EXERCISE » Print the entire listing. Each line must match the original exactly.

DATA SUPPLIED »
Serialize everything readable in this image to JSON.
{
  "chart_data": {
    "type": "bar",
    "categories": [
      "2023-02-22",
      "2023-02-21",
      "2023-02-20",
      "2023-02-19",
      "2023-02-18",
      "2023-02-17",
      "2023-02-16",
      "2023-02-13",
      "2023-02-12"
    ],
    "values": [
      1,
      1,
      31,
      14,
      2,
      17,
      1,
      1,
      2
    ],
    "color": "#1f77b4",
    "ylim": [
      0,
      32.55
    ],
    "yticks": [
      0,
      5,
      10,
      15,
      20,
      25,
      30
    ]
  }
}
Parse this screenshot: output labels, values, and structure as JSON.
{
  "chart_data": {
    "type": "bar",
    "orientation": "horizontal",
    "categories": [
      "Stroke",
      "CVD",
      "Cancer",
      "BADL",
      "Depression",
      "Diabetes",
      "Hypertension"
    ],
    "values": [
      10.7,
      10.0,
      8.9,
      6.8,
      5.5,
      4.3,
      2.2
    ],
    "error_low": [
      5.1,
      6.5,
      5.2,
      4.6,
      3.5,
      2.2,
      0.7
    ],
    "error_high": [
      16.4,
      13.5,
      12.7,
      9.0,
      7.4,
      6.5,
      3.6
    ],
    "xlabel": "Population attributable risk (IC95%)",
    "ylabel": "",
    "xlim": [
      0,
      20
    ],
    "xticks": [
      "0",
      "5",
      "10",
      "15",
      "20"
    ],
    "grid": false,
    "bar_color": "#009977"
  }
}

PROBLEM SOLUTION »
Serialize everything readable in this image to JSON.
{
  "chart_data": {
    "type": "bar",
    "categories": [
      "2023-02-22",
      "2023-02-21",
      "2023-02-20",
      "2023-02-19",
      "2023-02-18",
      "2023-02-17",
      "2023-02-16",
      "2023-02-13",
      "2023-02-12"
    ],
    "values": [
      1,
      1,
      31,
      14,
      2,
      17,
      1,
      1,
      2
    ],
    "color": "#1f77b4",
    "ylim": [
      0,
      32.55
    ],
    "yticks": [
      0,
      5,
      10,
      15,
      20,
      25,
      30
    ]
  }
}
Parse this screenshot: output labels, values, and structure as JSON.
{
  "chart_data": {
    "type": "bar",
    "orientation": "horizontal",
    "categories": [
      "Stroke",
      "CVD",
      "Cancer",
      "BADL",
      "Depression",
      "Diabetes",
      "Hypertension"
    ],
    "values": [
      10.7,
      10.0,
      8.9,
      6.8,
      5.5,
      4.3,
      2.2
    ],
    "error_low": [
      5.1,
      6.5,
      5.2,
      4.6,
      3.5,
      2.2,
      0.7
    ],
    "error_high": [
      16.4,
      13.5,
      12.7,
      9.0,
      7.4,
      6.5,
      3.6
    ],
    "xlabel": "Population attributable risk (IC95%)",
    "ylabel": "",
    "xlim": [
      0,
      20
    ],
    "xticks": [
      "0",
      "5",
      "10",
      "15",
      "20"
    ],
    "grid": false,
    "bar_color": "#009977"
  }
}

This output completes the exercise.